**Requirements**
Some lines in the listing below may include the string "this". How many are there? Give only the number.

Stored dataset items
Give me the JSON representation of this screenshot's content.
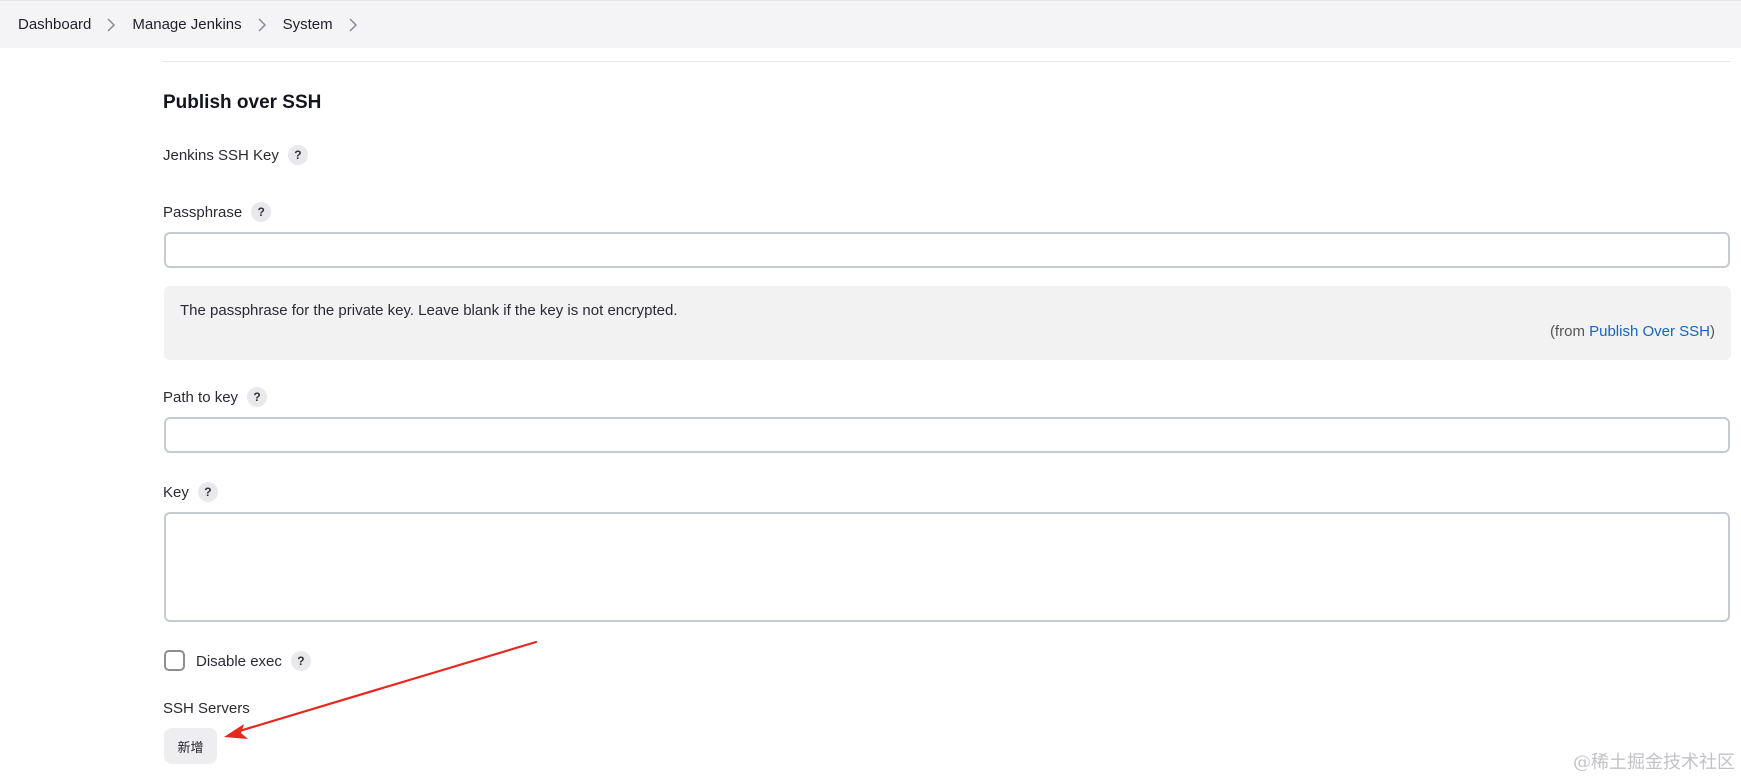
{
  "breadcrumb": {
    "items": [
      "Dashboard",
      "Manage Jenkins",
      "System"
    ]
  },
  "section": {
    "title": "Publish over SSH"
  },
  "fields": {
    "jenkins_ssh_key": {
      "label": "Jenkins SSH Key",
      "help": "?"
    },
    "passphrase": {
      "label": "Passphrase",
      "help": "?",
      "value": ""
    },
    "passphrase_help": {
      "text": "The passphrase for the private key. Leave blank if the key is not encrypted.",
      "from_prefix": "(from ",
      "from_link": "Publish Over SSH",
      "from_suffix": ")"
    },
    "path_to_key": {
      "label": "Path to key",
      "help": "?",
      "value": ""
    },
    "key": {
      "label": "Key",
      "help": "?",
      "value": ""
    },
    "disable_exec": {
      "label": "Disable exec",
      "help": "?",
      "checked": false
    },
    "ssh_servers": {
      "label": "SSH Servers",
      "add_button": "新增"
    }
  },
  "annotation": {
    "arrow_color": "#e8281f"
  },
  "watermark": {
    "text": "@稀土掘金技术社区"
  },
  "colors": {
    "link": "#1565c0",
    "breadcrumb_bg": "#f4f4f6"
  }
}
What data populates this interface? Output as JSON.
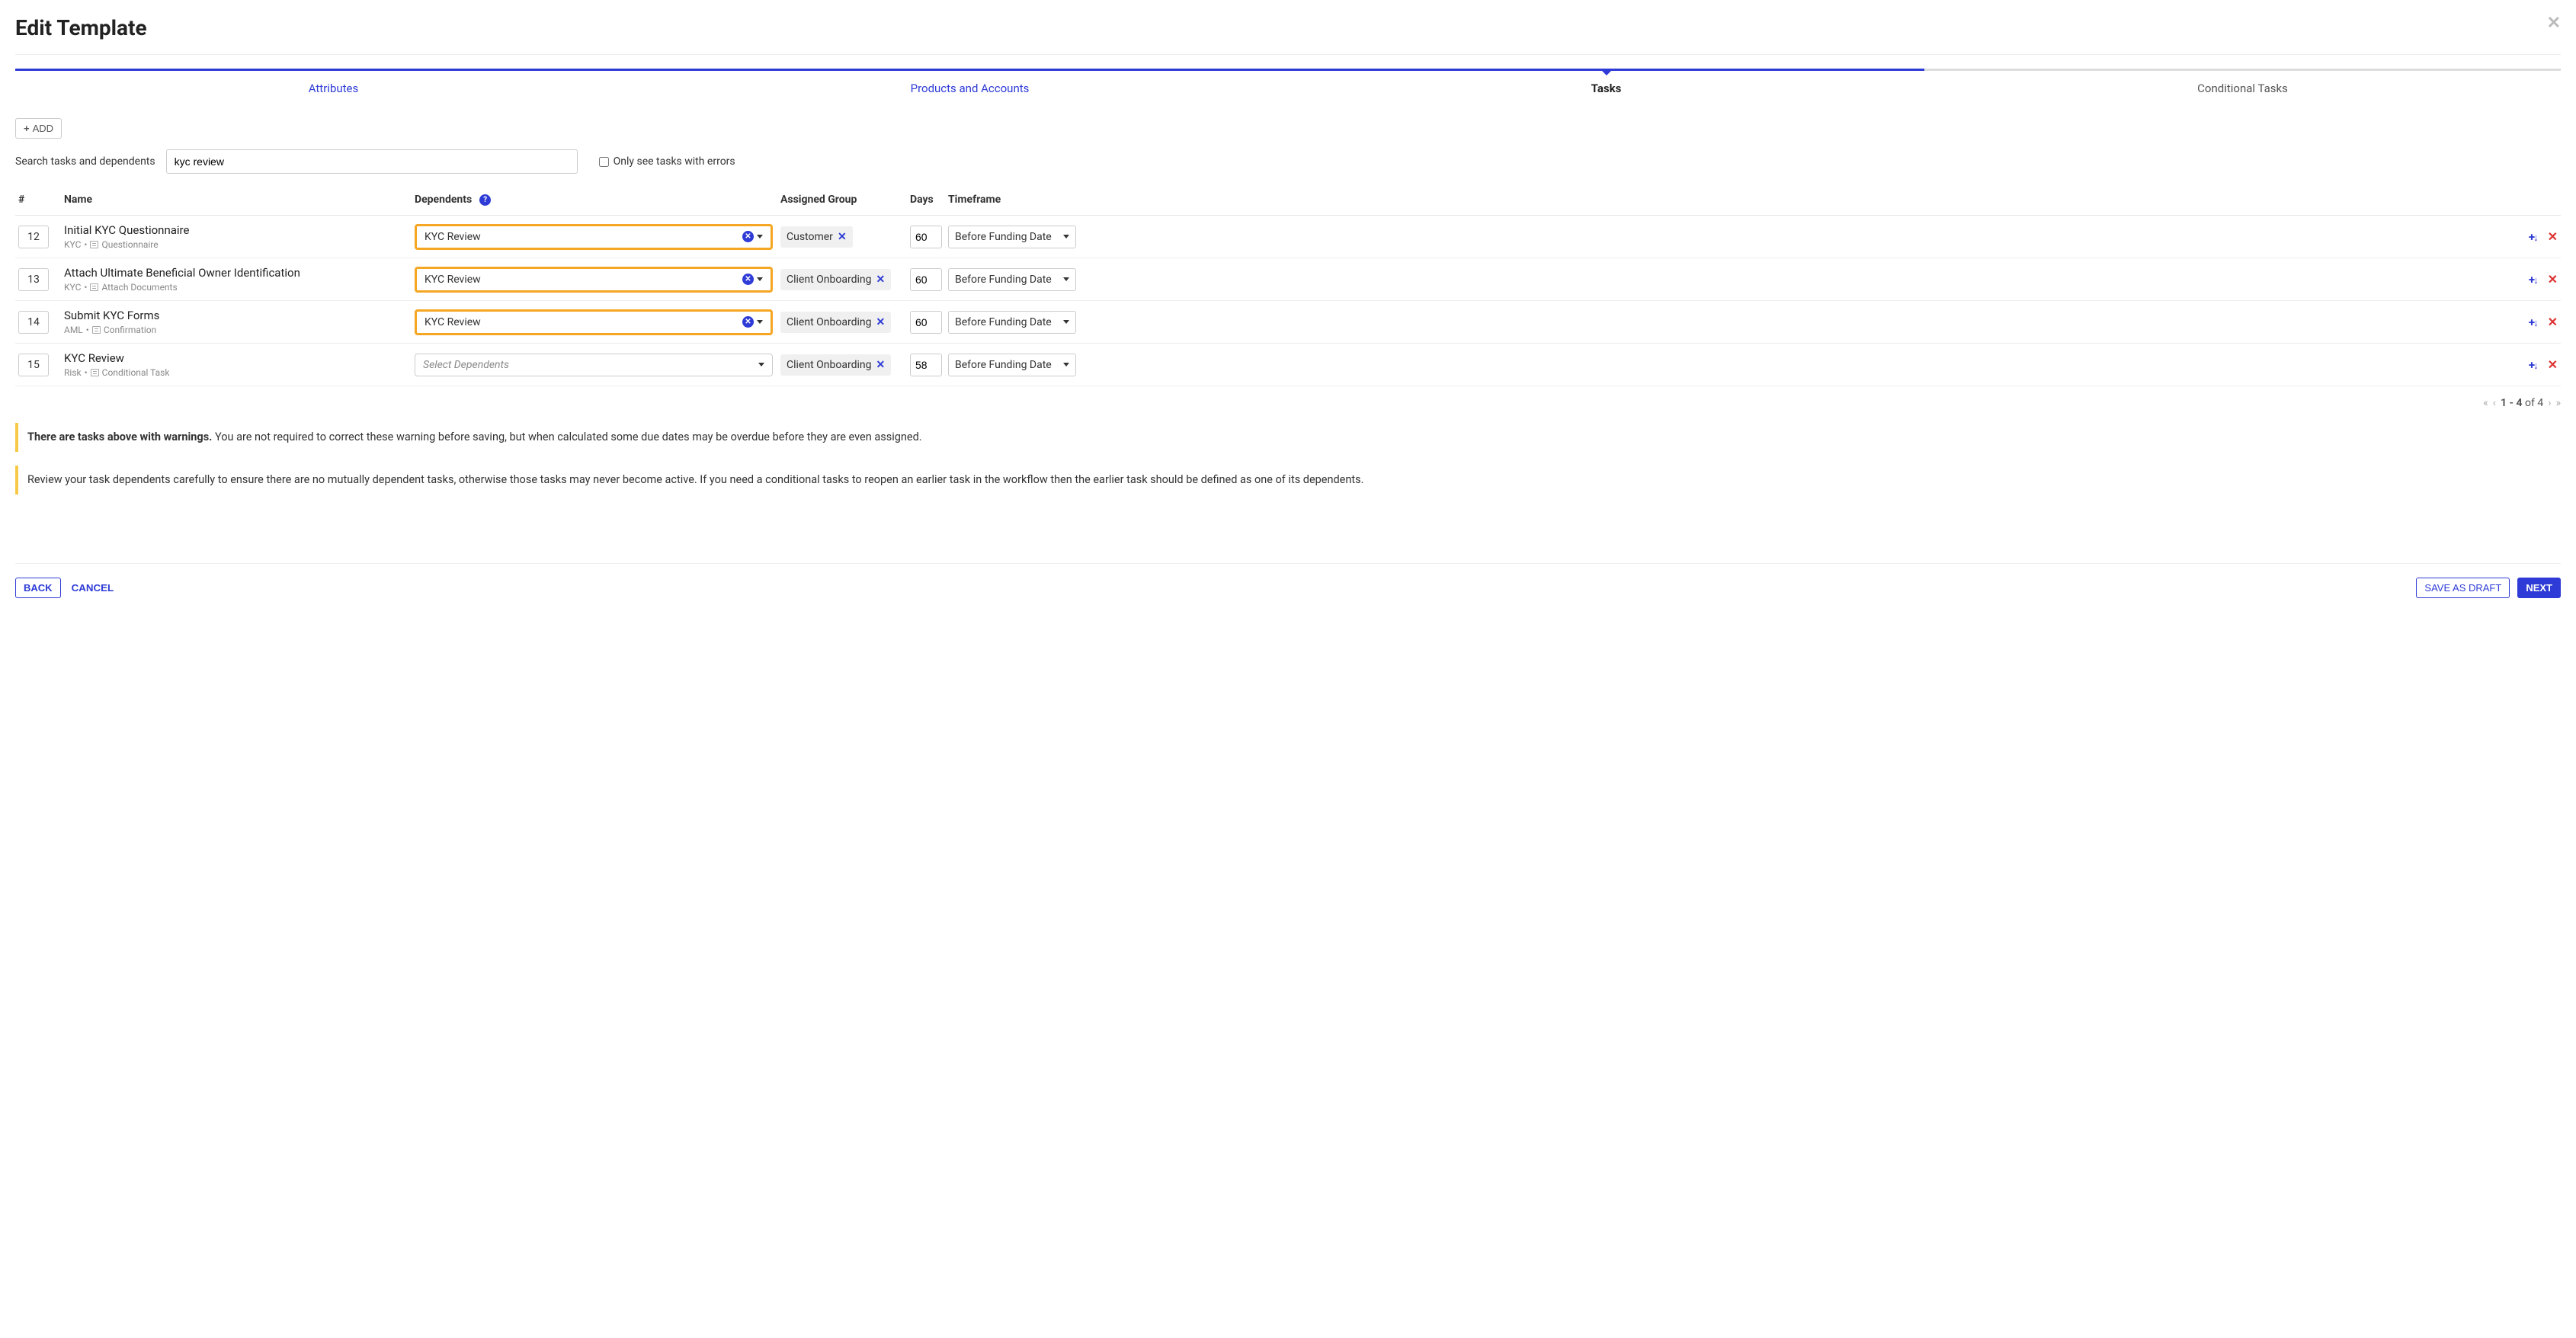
{
  "header": {
    "title": "Edit Template"
  },
  "tabs": [
    {
      "label": "Attributes",
      "state": "done"
    },
    {
      "label": "Products and Accounts",
      "state": "done"
    },
    {
      "label": "Tasks",
      "state": "active"
    },
    {
      "label": "Conditional Tasks",
      "state": "pending"
    }
  ],
  "toolbar": {
    "add_label": "ADD"
  },
  "search": {
    "label": "Search tasks and dependents",
    "value": "kyc review"
  },
  "errors_checkbox": {
    "label": "Only see tasks with errors",
    "checked": false
  },
  "columns": {
    "num": "#",
    "name": "Name",
    "dependents": "Dependents",
    "group": "Assigned Group",
    "days": "Days",
    "timeframe": "Timeframe"
  },
  "dependents_placeholder": "Select Dependents",
  "rows": [
    {
      "num": "12",
      "name": "Initial KYC Questionnaire",
      "cat": "KYC",
      "type": "Questionnaire",
      "dep": "KYC Review",
      "highlight": true,
      "group": "Customer",
      "days": "60",
      "tf": "Before Funding Date"
    },
    {
      "num": "13",
      "name": "Attach Ultimate Beneficial Owner Identification",
      "cat": "KYC",
      "type": "Attach Documents",
      "dep": "KYC Review",
      "highlight": true,
      "group": "Client Onboarding",
      "days": "60",
      "tf": "Before Funding Date"
    },
    {
      "num": "14",
      "name": "Submit KYC Forms",
      "cat": "AML",
      "type": "Confirmation",
      "dep": "KYC Review",
      "highlight": true,
      "group": "Client Onboarding",
      "days": "60",
      "tf": "Before Funding Date"
    },
    {
      "num": "15",
      "name": "KYC Review",
      "cat": "Risk",
      "type": "Conditional Task",
      "dep": "",
      "highlight": false,
      "group": "Client Onboarding",
      "days": "58",
      "tf": "Before Funding Date"
    }
  ],
  "pager": {
    "range": "1 - 4",
    "of_word": "of",
    "total": "4"
  },
  "warnings": [
    {
      "bold": "There are tasks above with warnings.",
      "text": " You are not required to correct these warning before saving, but when calculated some due dates may be overdue before they are even assigned."
    },
    {
      "bold": "",
      "text": "Review your task dependents carefully to ensure there are no mutually dependent tasks, otherwise those tasks may never become active. If you need a conditional tasks to reopen an earlier task in the workflow then the earlier task should be defined as one of its dependents."
    }
  ],
  "footer": {
    "back": "BACK",
    "cancel": "CANCEL",
    "save_draft": "SAVE AS DRAFT",
    "next": "NEXT"
  }
}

**Result of the exercise**
2